↓↓↓
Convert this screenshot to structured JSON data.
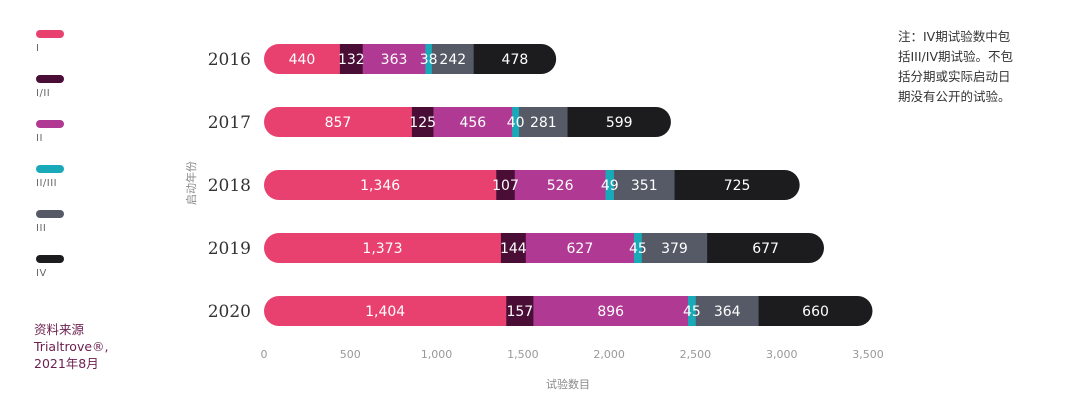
{
  "chart_data": {
    "type": "bar",
    "orientation": "horizontal",
    "stacked": true,
    "categories": [
      "2016",
      "2017",
      "2018",
      "2019",
      "2020"
    ],
    "series": [
      {
        "name": "I",
        "color": "#e8416f",
        "values": [
          440,
          857,
          1346,
          1373,
          1404
        ],
        "labels": [
          "440",
          "857",
          "1,346",
          "1,373",
          "1,404"
        ]
      },
      {
        "name": "I/II",
        "color": "#4a0d36",
        "values": [
          132,
          125,
          107,
          144,
          157
        ],
        "labels": [
          "132",
          "125",
          "107",
          "144",
          "157"
        ]
      },
      {
        "name": "II",
        "color": "#b03a93",
        "values": [
          363,
          456,
          526,
          627,
          896
        ],
        "labels": [
          "363",
          "456",
          "526",
          "627",
          "896"
        ]
      },
      {
        "name": "II/III",
        "color": "#19a9b8",
        "values": [
          38,
          40,
          49,
          45,
          45
        ],
        "labels": [
          "38",
          "40",
          "49",
          "45",
          "45"
        ]
      },
      {
        "name": "III",
        "color": "#555a66",
        "values": [
          242,
          281,
          351,
          379,
          364
        ],
        "labels": [
          "242",
          "281",
          "351",
          "379",
          "364"
        ]
      },
      {
        "name": "IV",
        "color": "#1c1c1e",
        "values": [
          478,
          599,
          725,
          677,
          660
        ],
        "labels": [
          "478",
          "599",
          "725",
          "677",
          "660"
        ]
      }
    ],
    "xlim": [
      0,
      3500
    ],
    "x_ticks": [
      0,
      500,
      1000,
      1500,
      2000,
      2500,
      3000,
      3500
    ],
    "x_tick_labels": [
      "0",
      "500",
      "1,000",
      "1,500",
      "2,000",
      "2,500",
      "3,000",
      "3,500"
    ],
    "xlabel": "试验数目",
    "ylabel": "启动年份",
    "legend_position": "left",
    "grid": false
  },
  "note": [
    "注：IV期试验数中包",
    "括III/IV期试验。不包",
    "括分期或实际启动日",
    "期没有公开的试验。"
  ],
  "source": [
    "资料来源",
    "Trialtrove®,",
    "2021年8月"
  ]
}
↑↑↑
- _What to do_: Return a copy of every line that includes the word "name".

- _Solution to this problem_:
        "name": "I",
        "name": "I/II",
        "name": "II",
        "name": "II/III",
        "name": "III",
        "name": "IV",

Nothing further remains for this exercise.